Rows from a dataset
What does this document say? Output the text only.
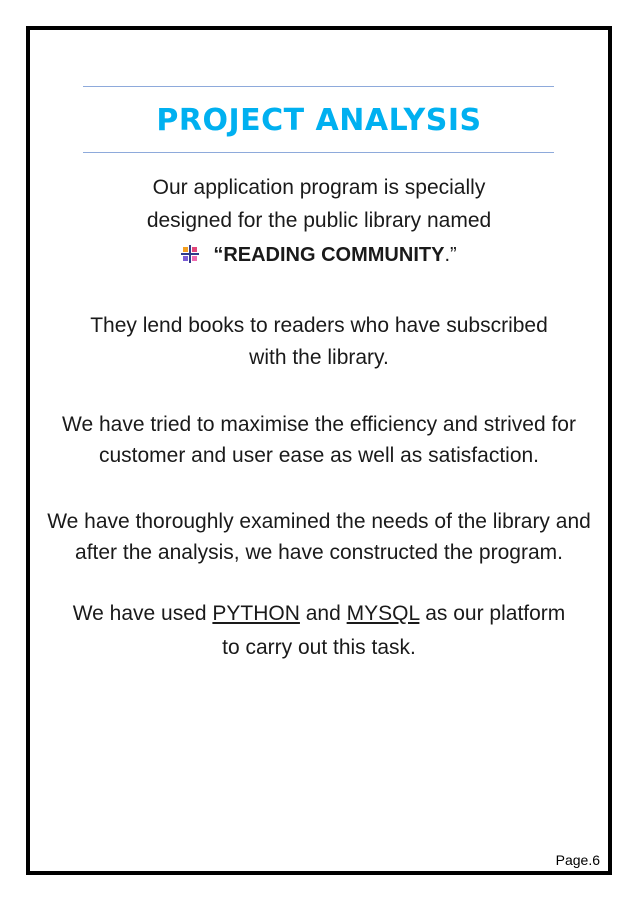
PROJECT ANALYSIS
Our application program is specially
designed for the public library named
“READING COMMUNITY.”
They lend books to readers who have subscribed
with the library.
We have tried to maximise the efficiency and strived for
customer and user ease as well as satisfaction.
We have thoroughly examined the needs of the library and
after the analysis, we have constructed the program.
We have used PYTHON and MYSQL as our platform
to carry out this task.
Page.6
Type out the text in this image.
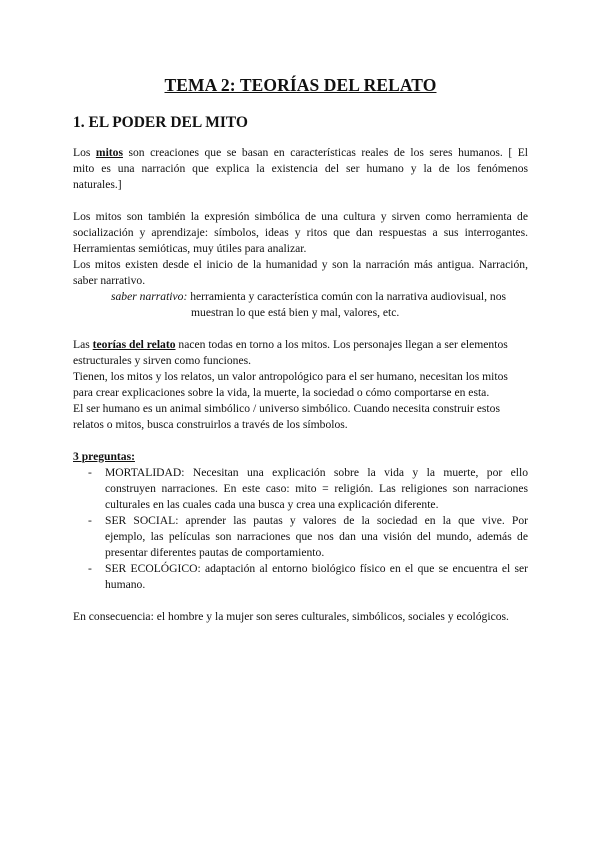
TEMA 2: TEORÍAS DEL RELATO
1. EL PODER DEL MITO
Los mitos son creaciones que se basan en características reales de los seres humanos. [ El
mito es una narración que explica la existencia del ser humano y la de los fenómenos
naturales.]
Los mitos son también la expresión simbólica de una cultura y sirven como herramienta de
socialización y aprendizaje: símbolos, ideas y ritos que dan respuestas a sus interrogantes.
Herramientas semióticas, muy útiles para analizar.
Los mitos existen desde el inicio de la humanidad y son la narración más antigua. Narración,
saber narrativo.
saber narrativo: herramienta y característica común con la narrativa audiovisual, nos
muestran lo que está bien y mal, valores, etc.
Las teorías del relato nacen todas en torno a los mitos. Los personajes llegan a ser elementos
estructurales y sirven como funciones.
Tienen, los mitos y los relatos, un valor antropológico para el ser humano, necesitan los mitos
para crear explicaciones sobre la vida, la muerte, la sociedad o cómo comportarse en esta.
El ser humano es un animal simbólico / universo simbólico. Cuando necesita construir estos
relatos o mitos, busca construirlos a través de los símbolos.
3 preguntas:
- MORTALIDAD: Necesitan una explicación sobre la vida y la muerte, por ello
construyen narraciones. En este caso: mito = religión. Las religiones son narraciones
culturales en las cuales cada una busca y crea una explicación diferente.
- SER SOCIAL: aprender las pautas y valores de la sociedad en la que vive. Por
ejemplo, las películas son narraciones que nos dan una visión del mundo, además de
presentar diferentes pautas de comportamiento.
- SER ECOLÓGICO: adaptación al entorno biológico físico en el que se encuentra el ser
humano.
En consecuencia: el hombre y la mujer son seres culturales, simbólicos, sociales y ecológicos.
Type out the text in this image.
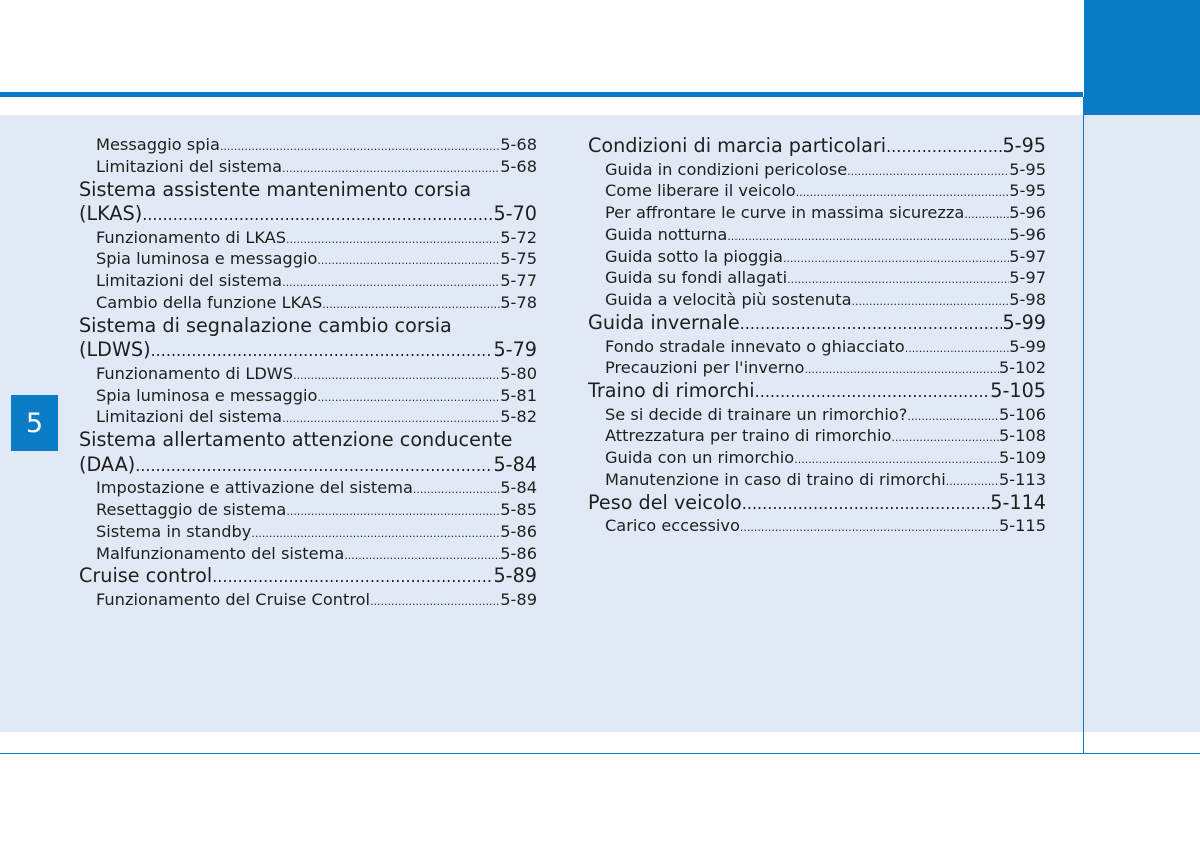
5
Messaggio spia .....	5-68
Limitazioni del sistema .....	5-68
Sistema assistente mantenimento corsia
(LKAS) .....	5-70
Funzionamento di LKAS .....	5-72
Spia luminosa e messaggio .....	5-75
Limitazioni del sistema .....	5-77
Cambio della funzione LKAS .....	5-78
Sistema di segnalazione cambio corsia
(LDWS) .....	5-79
Funzionamento di LDWS .....	5-80
Spia luminosa e messaggio .....	5-81
Limitazioni del sistema .....	5-82
Sistema allertamento attenzione conducente
(DAA) .....	5-84
Impostazione e attivazione del sistema .....	5-84
Resettaggio de sistema .....	5-85
Sistema in standby .....	5-86
Malfunzionamento del sistema .....	5-86
Cruise control .....	5-89
Funzionamento del Cruise Control .....	5-89
Condizioni di marcia particolari .....	5-95
Guida in condizioni pericolose .....	5-95
Come liberare il veicolo .....	5-95
Per affrontare le curve in massima sicurezza .....	5-96
Guida notturna .....	5-96
Guida sotto la pioggia .....	5-97
Guida su fondi allagati .....	5-97
Guida a velocità più sostenuta .....	5-98
Guida invernale .....	5-99
Fondo stradale innevato o ghiacciato .....	5-99
Precauzioni per l'inverno .....	5-102
Traino di rimorchi .....	5-105
Se si decide di trainare un rimorchio? .....	5-106
Attrezzatura per traino di rimorchio .....	5-108
Guida con un rimorchio .....	5-109
Manutenzione in caso di traino di rimorchi .....	5-113
Peso del veicolo .....	5-114
Carico eccessivo .....	5-115
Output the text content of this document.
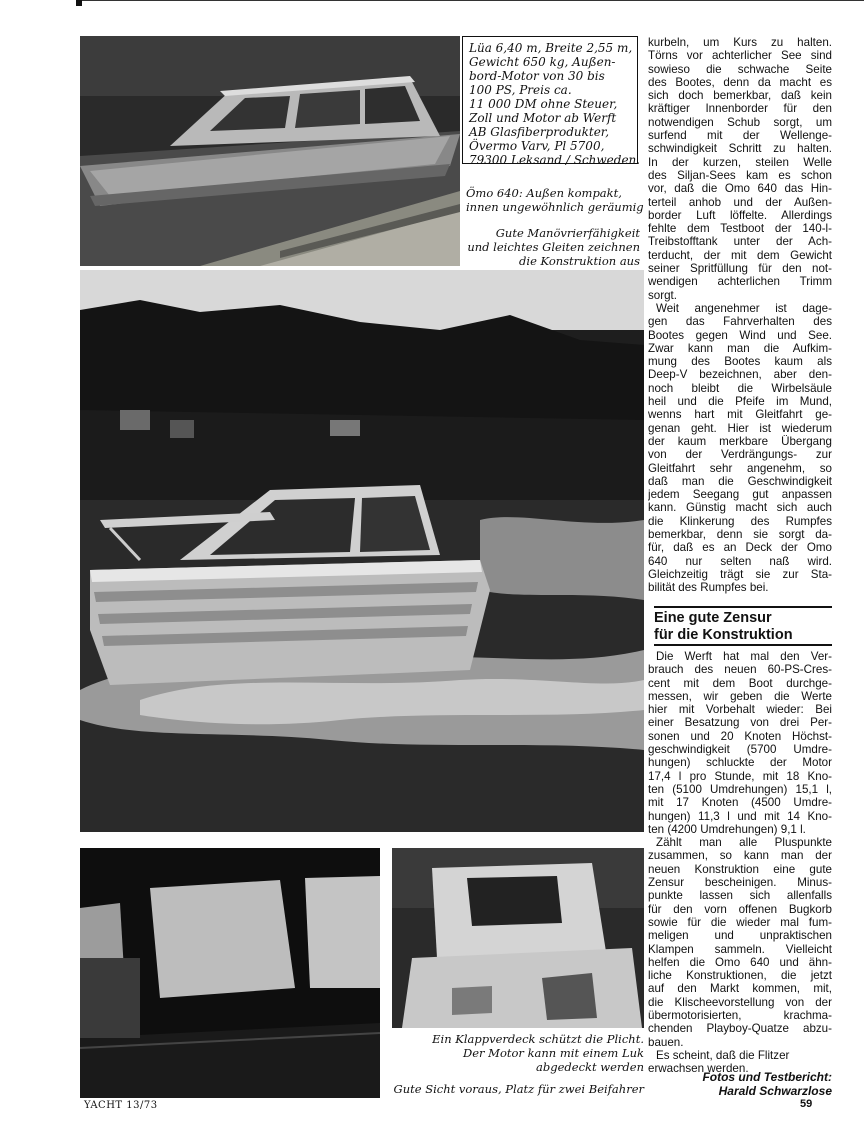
Lüa 6,40 m, Breite 2,55 m,
Gewicht 650 kg, Außen-
bord-Motor von 30 bis
100 PS, Preis ca.
11 000 DM ohne Steuer,
Zoll und Motor ab Werft
AB Glasfiberprodukter,
Övermo Varv, Pl 5700,
79300 Leksand / Schweden.
Ömo 640: Außen kompakt,
innen ungewöhnlich geräumig
Gute Manövrierfähigkeit
und leichtes Gleiten zeichnen
die Konstruktion aus
Ein Klappverdeck schützt die Plicht.
Der Motor kann mit einem Luk
abgedeckt werden
Gute Sicht voraus, Platz für zwei Beifahrer
kurbeln, um Kurs zu halten.
Törns vor achterlicher See sind
sowieso die schwache Seite
des Bootes, denn da macht es
sich doch bemerkbar, daß kein
kräftiger Innenborder für den
notwendigen Schub sorgt, um
surfend mit der Wellenge-
schwindigkeit Schritt zu halten.
In der kurzen, steilen Welle
des Siljan-Sees kam es schon
vor, daß die Omo 640 das Hin-
terteil anhob und der Außen-
border Luft löffelte. Allerdings
fehlte dem Testboot der 140-l-
Treibstofftank unter der Ach-
terducht, der mit dem Gewicht
seiner Spritfüllung für den not-
wendigen achterlichen Trimm
sorgt.
Weit angenehmer ist dage-
gen das Fahrverhalten des
Bootes gegen Wind und See.
Zwar kann man die Aufkim-
mung des Bootes kaum als
Deep-V bezeichnen, aber den-
noch bleibt die Wirbelsäule
heil und die Pfeife im Mund,
wenns hart mit Gleitfahrt ge-
genan geht. Hier ist wiederum
der kaum merkbare Übergang
von der Verdrängungs- zur
Gleitfahrt sehr angenehm, so
daß man die Geschwindigkeit
jedem Seegang gut anpassen
kann. Günstig macht sich auch
die Klinkerung des Rumpfes
bemerkbar, denn sie sorgt da-
für, daß es an Deck der Omo
640 nur selten naß wird.
Gleichzeitig trägt sie zur Sta-
bilität des Rumpfes bei.
Eine gute Zensur
für die Konstruktion
Die Werft hat mal den Ver-
brauch des neuen 60-PS-Cres-
cent mit dem Boot durchge-
messen, wir geben die Werte
hier mit Vorbehalt wieder: Bei
einer Besatzung von drei Per-
sonen und 20 Knoten Höchst-
geschwindigkeit (5700 Umdre-
hungen) schluckte der Motor
17,4 l pro Stunde, mit 18 Kno-
ten (5100 Umdrehungen) 15,1 l,
mit 17 Knoten (4500 Umdre-
hungen) 11,3 l und mit 14 Kno-
ten (4200 Umdrehungen) 9,1 l.
Zählt man alle Pluspunkte
zusammen, so kann man der
neuen Konstruktion eine gute
Zensur bescheinigen. Minus-
punkte lassen sich allenfalls
für den vorn offenen Bugkorb
sowie für die wieder mal fum-
meligen und unpraktischen
Klampen sammeln. Vielleicht
helfen die Omo 640 und ähn-
liche Konstruktionen, die jetzt
auf den Markt kommen, mit,
die Klischeevorstellung von der
übermotorisierten, krachma-
chenden Playboy-Quatze abzu-
bauen.
Es scheint, daß die Flitzer
erwachsen werden.
Fotos und Testbericht:
Harald Schwarzlose
YACHT 13/73	59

What needs to be done ::
The records above need to be restated word for word, with the pictures left out.

Exercise solution ::
What does this document say? Output the text only.
PROJECT ANALYSIS
Our application program is specially
designed for the public library named
“READING COMMUNITY.”
They lend books to readers who have subscribed
with the library.
We have tried to maximise the efficiency and strived for
customer and user ease as well as satisfaction.
We have thoroughly examined the needs of the library and
after the analysis, we have constructed the program.
We have used PYTHON and MYSQL as our platform
to carry out this task.
Page.6
Type out the text in this image.
TEMA 2: TEORÍAS DEL RELATO
1. EL PODER DEL MITO
Los mitos son creaciones que se basan en características reales de los seres humanos. [ El
mito es una narración que explica la existencia del ser humano y la de los fenómenos
naturales.]
Los mitos son también la expresión simbólica de una cultura y sirven como herramienta de
socialización y aprendizaje: símbolos, ideas y ritos que dan respuestas a sus interrogantes.
Herramientas semióticas, muy útiles para analizar.
Los mitos existen desde el inicio de la humanidad y son la narración más antigua. Narración,
saber narrativo.
saber narrativo: herramienta y característica común con la narrativa audiovisual, nos
muestran lo que está bien y mal, valores, etc.
Las teorías del relato nacen todas en torno a los mitos. Los personajes llegan a ser elementos
estructurales y sirven como funciones.
Tienen, los mitos y los relatos, un valor antropológico para el ser humano, necesitan los mitos
para crear explicaciones sobre la vida, la muerte, la sociedad o cómo comportarse en esta.
El ser humano es un animal simbólico / universo simbólico. Cuando necesita construir estos
relatos o mitos, busca construirlos a través de los símbolos.
3 preguntas:
- MORTALIDAD: Necesitan una explicación sobre la vida y la muerte, por ello
construyen narraciones. En este caso: mito = religión. Las religiones son narraciones
culturales en las cuales cada una busca y crea una explicación diferente.
- SER SOCIAL: aprender las pautas y valores de la sociedad en la que vive. Por
ejemplo, las películas son narraciones que nos dan una visión del mundo, además de
presentar diferentes pautas de comportamiento.
- SER ECOLÓGICO: adaptación al entorno biológico físico en el que se encuentra el ser
humano.
En consecuencia: el hombre y la mujer son seres culturales, simbólicos, sociales y ecológicos.
Type out the text in this image.
5
Messaggio spia .....	5-68
Limitazioni del sistema .....	5-68
Sistema assistente mantenimento corsia
(LKAS) .....	5-70
Funzionamento di LKAS .....	5-72
Spia luminosa e messaggio .....	5-75
Limitazioni del sistema .....	5-77
Cambio della funzione LKAS .....	5-78
Sistema di segnalazione cambio corsia
(LDWS) .....	5-79
Funzionamento di LDWS .....	5-80
Spia luminosa e messaggio .....	5-81
Limitazioni del sistema .....	5-82
Sistema allertamento attenzione conducente
(DAA) .....	5-84
Impostazione e attivazione del sistema .....	5-84
Resettaggio de sistema .....	5-85
Sistema in standby .....	5-86
Malfunzionamento del sistema .....	5-86
Cruise control .....	5-89
Funzionamento del Cruise Control .....	5-89
Condizioni di marcia particolari .....	5-95
Guida in condizioni pericolose .....	5-95
Come liberare il veicolo .....	5-95
Per affrontare le curve in massima sicurezza .....	5-96
Guida notturna .....	5-96
Guida sotto la pioggia .....	5-97
Guida su fondi allagati .....	5-97
Guida a velocità più sostenuta .....	5-98
Guida invernale .....	5-99
Fondo stradale innevato o ghiacciato .....	5-99
Precauzioni per l'inverno .....	5-102
Traino di rimorchi .....	5-105
Se si decide di trainare un rimorchio? .....	5-106
Attrezzatura per traino di rimorchio .....	5-108
Guida con un rimorchio .....	5-109
Manutenzione in caso di traino di rimorchi .....	5-113
Peso del veicolo .....	5-114
Carico eccessivo .....	5-115
Output the text content of this document.
Lüa 6,40 m, Breite 2,55 m,
Gewicht 650 kg, Außen-
bord-Motor von 30 bis
100 PS, Preis ca.
11 000 DM ohne Steuer,
Zoll und Motor ab Werft
AB Glasfiberprodukter,
Övermo Varv, Pl 5700,
79300 Leksand / Schweden.
Ömo 640: Außen kompakt,
innen ungewöhnlich geräumig
Gute Manövrierfähigkeit
und leichtes Gleiten zeichnen
die Konstruktion aus
Ein Klappverdeck schützt die Plicht.
Der Motor kann mit einem Luk
abgedeckt werden
Gute Sicht voraus, Platz für zwei Beifahrer
kurbeln, um Kurs zu halten.
Törns vor achterlicher See sind
sowieso die schwache Seite
des Bootes, denn da macht es
sich doch bemerkbar, daß kein
kräftiger Innenborder für den
notwendigen Schub sorgt, um
surfend mit der Wellenge-
schwindigkeit Schritt zu halten.
In der kurzen, steilen Welle
des Siljan-Sees kam es schon
vor, daß die Omo 640 das Hin-
terteil anhob und der Außen-
border Luft löffelte. Allerdings
fehlte dem Testboot der 140-l-
Treibstofftank unter der Ach-
terducht, der mit dem Gewicht
seiner Spritfüllung für den not-
wendigen achterlichen Trimm
sorgt.
Weit angenehmer ist dage-
gen das Fahrverhalten des
Bootes gegen Wind und See.
Zwar kann man die Aufkim-
mung des Bootes kaum als
Deep-V bezeichnen, aber den-
noch bleibt die Wirbelsäule
heil und die Pfeife im Mund,
wenns hart mit Gleitfahrt ge-
genan geht. Hier ist wiederum
der kaum merkbare Übergang
von der Verdrängungs- zur
Gleitfahrt sehr angenehm, so
daß man die Geschwindigkeit
jedem Seegang gut anpassen
kann. Günstig macht sich auch
die Klinkerung des Rumpfes
bemerkbar, denn sie sorgt da-
für, daß es an Deck der Omo
640 nur selten naß wird.
Gleichzeitig trägt sie zur Sta-
bilität des Rumpfes bei.
Eine gute Zensur
für die Konstruktion
Die Werft hat mal den Ver-
brauch des neuen 60-PS-Cres-
cent mit dem Boot durchge-
messen, wir geben die Werte
hier mit Vorbehalt wieder: Bei
einer Besatzung von drei Per-
sonen und 20 Knoten Höchst-
geschwindigkeit (5700 Umdre-
hungen) schluckte der Motor
17,4 l pro Stunde, mit 18 Kno-
ten (5100 Umdrehungen) 15,1 l,
mit 17 Knoten (4500 Umdre-
hungen) 11,3 l und mit 14 Kno-
ten (4200 Umdrehungen) 9,1 l.
Zählt man alle Pluspunkte
zusammen, so kann man der
neuen Konstruktion eine gute
Zensur bescheinigen. Minus-
punkte lassen sich allenfalls
für den vorn offenen Bugkorb
sowie für die wieder mal fum-
meligen und unpraktischen
Klampen sammeln. Vielleicht
helfen die Omo 640 und ähn-
liche Konstruktionen, die jetzt
auf den Markt kommen, mit,
die Klischeevorstellung von der
übermotorisierten, krachma-
chenden Playboy-Quatze abzu-
bauen.
Es scheint, daß die Flitzer
erwachsen werden.
Fotos und Testbericht:
Harald Schwarzlose
YACHT 13/73	59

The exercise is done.